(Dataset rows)
☆ ☆ ☆ ☆ ☆

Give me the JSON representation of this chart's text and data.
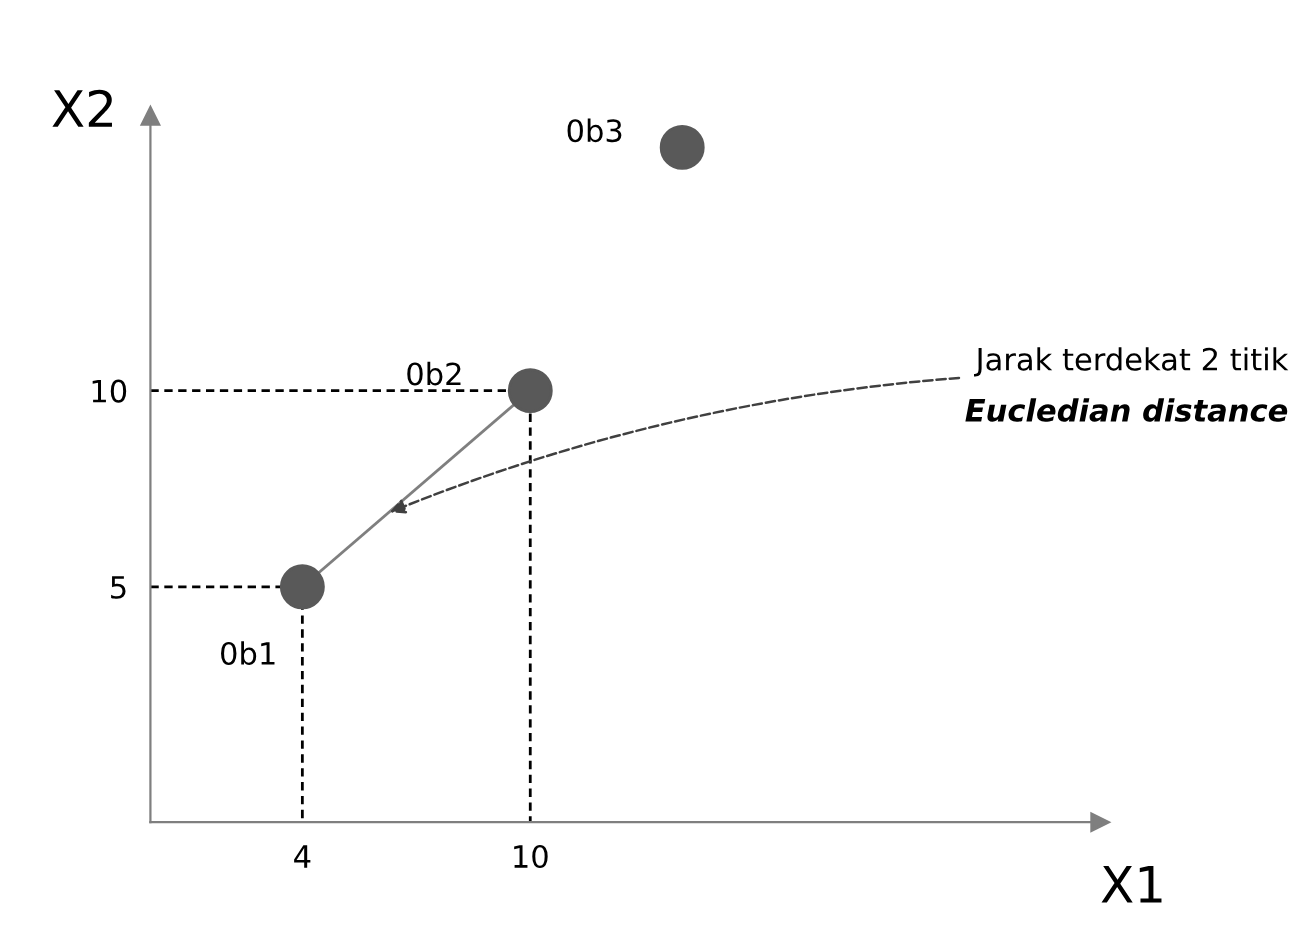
{
  "chart_data": {
    "type": "scatter",
    "xlabel": "X1",
    "ylabel": "X2",
    "xlim": [
      0,
      25
    ],
    "ylim": [
      -1,
      17
    ],
    "xticks": [
      4,
      10
    ],
    "yticks": [
      5,
      10
    ],
    "grid": false,
    "series": [
      {
        "type": "line",
        "x": [
          0,
          4,
          4
        ],
        "values": [
          5,
          5,
          -1
        ],
        "color": "#000000",
        "line_style": "dashed",
        "marker": "none"
      },
      {
        "type": "line",
        "x": [
          0,
          10,
          10
        ],
        "values": [
          10,
          10,
          -1
        ],
        "color": "#000000",
        "line_style": "dashed",
        "marker": "none"
      },
      {
        "type": "line",
        "x": [
          4,
          10
        ],
        "values": [
          5,
          10
        ],
        "color": "#7f7f7f",
        "line_style": "solid",
        "marker": "none"
      },
      {
        "x": [
          4,
          10,
          14
        ],
        "values": [
          5,
          10,
          16.2
        ],
        "color": "#595959",
        "marker": "circle"
      }
    ],
    "annotations": [
      {
        "text": "0b1",
        "x": 4,
        "y": 5
      },
      {
        "text": "0b2",
        "x": 10,
        "y": 10
      },
      {
        "text": "0b3",
        "x": 14,
        "y": 16.2
      },
      {
        "text": "Jarak terdekat 2 titik",
        "x": 6.3,
        "y": 6.9
      },
      "Eucledian distance"
    ]
  }
}
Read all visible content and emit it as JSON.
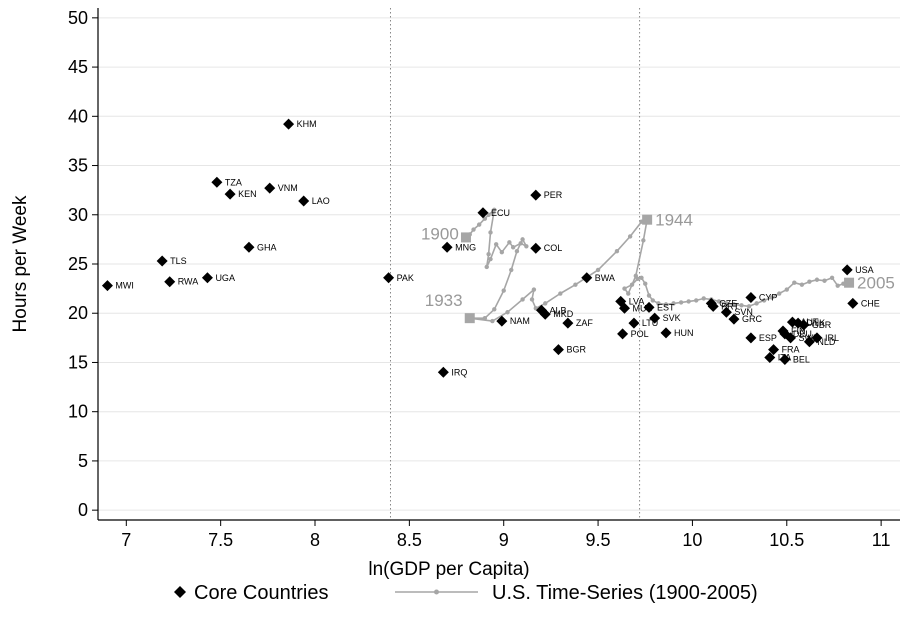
{
  "chart_data": {
    "type": "scatter",
    "xlabel": "ln(GDP per Capita)",
    "ylabel": "Hours per Week",
    "xlim": [
      6.85,
      11.1
    ],
    "ylim": [
      -1,
      51
    ],
    "x_ticks": [
      7,
      7.5,
      8,
      8.5,
      9,
      9.5,
      10,
      10.5,
      11
    ],
    "y_ticks": [
      0,
      5,
      10,
      15,
      20,
      25,
      30,
      35,
      40,
      45,
      50
    ],
    "grid": "horizontal",
    "reference_lines_x": [
      8.4,
      9.72
    ],
    "colors": {
      "core": "#000000",
      "us_series": "#a6a6a6"
    },
    "series": [
      {
        "name": "Core Countries",
        "marker": "diamond",
        "points": [
          {
            "label": "MWI",
            "x": 6.9,
            "y": 22.8
          },
          {
            "label": "TLS",
            "x": 7.19,
            "y": 25.3
          },
          {
            "label": "RWA",
            "x": 7.23,
            "y": 23.2
          },
          {
            "label": "UGA",
            "x": 7.43,
            "y": 23.6
          },
          {
            "label": "TZA",
            "x": 7.48,
            "y": 33.3
          },
          {
            "label": "KEN",
            "x": 7.55,
            "y": 32.1
          },
          {
            "label": "GHA",
            "x": 7.65,
            "y": 26.7
          },
          {
            "label": "VNM",
            "x": 7.76,
            "y": 32.7
          },
          {
            "label": "KHM",
            "x": 7.86,
            "y": 39.2
          },
          {
            "label": "LAO",
            "x": 7.94,
            "y": 31.4
          },
          {
            "label": "PAK",
            "x": 8.39,
            "y": 23.6
          },
          {
            "label": "IRQ",
            "x": 8.68,
            "y": 14.0
          },
          {
            "label": "MNG",
            "x": 8.7,
            "y": 26.7
          },
          {
            "label": "ECU",
            "x": 8.89,
            "y": 30.2
          },
          {
            "label": "NAM",
            "x": 8.99,
            "y": 19.2
          },
          {
            "label": "COL",
            "x": 9.17,
            "y": 26.6
          },
          {
            "label": "PER",
            "x": 9.17,
            "y": 32.0
          },
          {
            "label": "ALB",
            "x": 9.2,
            "y": 20.3
          },
          {
            "label": "MKD",
            "x": 9.22,
            "y": 19.9
          },
          {
            "label": "BGR",
            "x": 9.29,
            "y": 16.3
          },
          {
            "label": "ZAF",
            "x": 9.34,
            "y": 19.0
          },
          {
            "label": "BWA",
            "x": 9.44,
            "y": 23.6
          },
          {
            "label": "POL",
            "x": 9.63,
            "y": 17.9
          },
          {
            "label": "LVA",
            "x": 9.62,
            "y": 21.2
          },
          {
            "label": "MUS",
            "x": 9.64,
            "y": 20.5
          },
          {
            "label": "LTU",
            "x": 9.69,
            "y": 19.0
          },
          {
            "label": "EST",
            "x": 9.77,
            "y": 20.6
          },
          {
            "label": "SVK",
            "x": 9.8,
            "y": 19.5
          },
          {
            "label": "HUN",
            "x": 9.86,
            "y": 18.0
          },
          {
            "label": "CZE",
            "x": 10.1,
            "y": 21.0
          },
          {
            "label": "PRT",
            "x": 10.11,
            "y": 20.7
          },
          {
            "label": "SVN",
            "x": 10.18,
            "y": 20.1
          },
          {
            "label": "GRC",
            "x": 10.22,
            "y": 19.4
          },
          {
            "label": "CYP",
            "x": 10.31,
            "y": 21.6
          },
          {
            "label": "ESP",
            "x": 10.31,
            "y": 17.5
          },
          {
            "label": "ITA",
            "x": 10.41,
            "y": 15.5
          },
          {
            "label": "FRA",
            "x": 10.43,
            "y": 16.3
          },
          {
            "label": "BEL",
            "x": 10.49,
            "y": 15.3
          },
          {
            "label": "AUT",
            "x": 10.53,
            "y": 19.1
          },
          {
            "label": "DNK",
            "x": 10.56,
            "y": 19.0
          },
          {
            "label": "DEU",
            "x": 10.49,
            "y": 17.9
          },
          {
            "label": "SWE",
            "x": 10.52,
            "y": 17.5
          },
          {
            "label": "FIN",
            "x": 10.48,
            "y": 18.2
          },
          {
            "label": "GBR",
            "x": 10.59,
            "y": 18.8
          },
          {
            "label": "NLD",
            "x": 10.62,
            "y": 17.1
          },
          {
            "label": "IRL",
            "x": 10.66,
            "y": 17.5
          },
          {
            "label": "USA",
            "x": 10.82,
            "y": 24.4
          },
          {
            "label": "CHE",
            "x": 10.85,
            "y": 21.0
          }
        ]
      },
      {
        "name": "U.S. Time-Series (1900-2005)",
        "marker": "line-dot",
        "points": [
          {
            "x": 8.8,
            "y": 27.7
          },
          {
            "x": 8.82,
            "y": 28.0
          },
          {
            "x": 8.84,
            "y": 28.5
          },
          {
            "x": 8.87,
            "y": 29.0
          },
          {
            "x": 8.9,
            "y": 29.6
          },
          {
            "x": 8.92,
            "y": 30.0
          },
          {
            "x": 8.95,
            "y": 30.5
          },
          {
            "x": 8.93,
            "y": 28.2
          },
          {
            "x": 8.92,
            "y": 26.0
          },
          {
            "x": 8.91,
            "y": 24.7
          },
          {
            "x": 8.93,
            "y": 25.5
          },
          {
            "x": 8.96,
            "y": 27.0
          },
          {
            "x": 8.99,
            "y": 26.2
          },
          {
            "x": 9.03,
            "y": 27.2
          },
          {
            "x": 9.05,
            "y": 26.7
          },
          {
            "x": 9.09,
            "y": 27.1
          },
          {
            "x": 9.12,
            "y": 26.8
          },
          {
            "x": 9.1,
            "y": 27.5
          },
          {
            "x": 9.07,
            "y": 26.3
          },
          {
            "x": 9.04,
            "y": 24.4
          },
          {
            "x": 9.0,
            "y": 22.3
          },
          {
            "x": 8.95,
            "y": 20.4
          },
          {
            "x": 8.9,
            "y": 19.5
          },
          {
            "x": 8.82,
            "y": 19.5
          },
          {
            "x": 8.94,
            "y": 19.2
          },
          {
            "x": 9.02,
            "y": 20.1
          },
          {
            "x": 9.1,
            "y": 21.4
          },
          {
            "x": 9.16,
            "y": 22.4
          },
          {
            "x": 9.15,
            "y": 21.4
          },
          {
            "x": 9.17,
            "y": 20.5
          },
          {
            "x": 9.22,
            "y": 21.0
          },
          {
            "x": 9.3,
            "y": 22.0
          },
          {
            "x": 9.38,
            "y": 22.9
          },
          {
            "x": 9.5,
            "y": 24.4
          },
          {
            "x": 9.6,
            "y": 26.3
          },
          {
            "x": 9.67,
            "y": 27.8
          },
          {
            "x": 9.73,
            "y": 29.3
          },
          {
            "x": 9.76,
            "y": 29.5
          },
          {
            "x": 9.74,
            "y": 27.4
          },
          {
            "x": 9.7,
            "y": 23.8
          },
          {
            "x": 9.66,
            "y": 22.0
          },
          {
            "x": 9.64,
            "y": 22.5
          },
          {
            "x": 9.68,
            "y": 22.9
          },
          {
            "x": 9.71,
            "y": 23.5
          },
          {
            "x": 9.73,
            "y": 23.6
          },
          {
            "x": 9.75,
            "y": 23.0
          },
          {
            "x": 9.77,
            "y": 21.8
          },
          {
            "x": 9.79,
            "y": 21.3
          },
          {
            "x": 9.82,
            "y": 21.0
          },
          {
            "x": 9.86,
            "y": 20.9
          },
          {
            "x": 9.9,
            "y": 21.0
          },
          {
            "x": 9.94,
            "y": 21.1
          },
          {
            "x": 9.98,
            "y": 21.2
          },
          {
            "x": 10.02,
            "y": 21.3
          },
          {
            "x": 10.06,
            "y": 21.5
          },
          {
            "x": 10.1,
            "y": 21.4
          },
          {
            "x": 10.14,
            "y": 21.2
          },
          {
            "x": 10.18,
            "y": 21.0
          },
          {
            "x": 10.22,
            "y": 20.9
          },
          {
            "x": 10.26,
            "y": 20.8
          },
          {
            "x": 10.3,
            "y": 20.7
          },
          {
            "x": 10.34,
            "y": 21.0
          },
          {
            "x": 10.38,
            "y": 21.3
          },
          {
            "x": 10.42,
            "y": 21.6
          },
          {
            "x": 10.46,
            "y": 22.0
          },
          {
            "x": 10.5,
            "y": 22.4
          },
          {
            "x": 10.54,
            "y": 23.1
          },
          {
            "x": 10.58,
            "y": 22.9
          },
          {
            "x": 10.62,
            "y": 23.2
          },
          {
            "x": 10.66,
            "y": 23.4
          },
          {
            "x": 10.7,
            "y": 23.3
          },
          {
            "x": 10.74,
            "y": 23.6
          },
          {
            "x": 10.77,
            "y": 22.8
          },
          {
            "x": 10.8,
            "y": 23.0
          },
          {
            "x": 10.83,
            "y": 23.1
          }
        ],
        "year_labels": [
          {
            "label": "1900",
            "x": 8.8,
            "y": 27.7
          },
          {
            "label": "1933",
            "x": 8.82,
            "y": 19.5
          },
          {
            "label": "1944",
            "x": 9.76,
            "y": 29.5
          },
          {
            "label": "2005",
            "x": 10.83,
            "y": 23.1
          }
        ]
      }
    ]
  }
}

☆ ☆ ☆ ☆ ☆

*Aim*.
Copy out the lines in which the string "name" appears.

*The completed task*.
        "name": "Core Countries",
        "name": "U.S. Time-Series (1900-2005)",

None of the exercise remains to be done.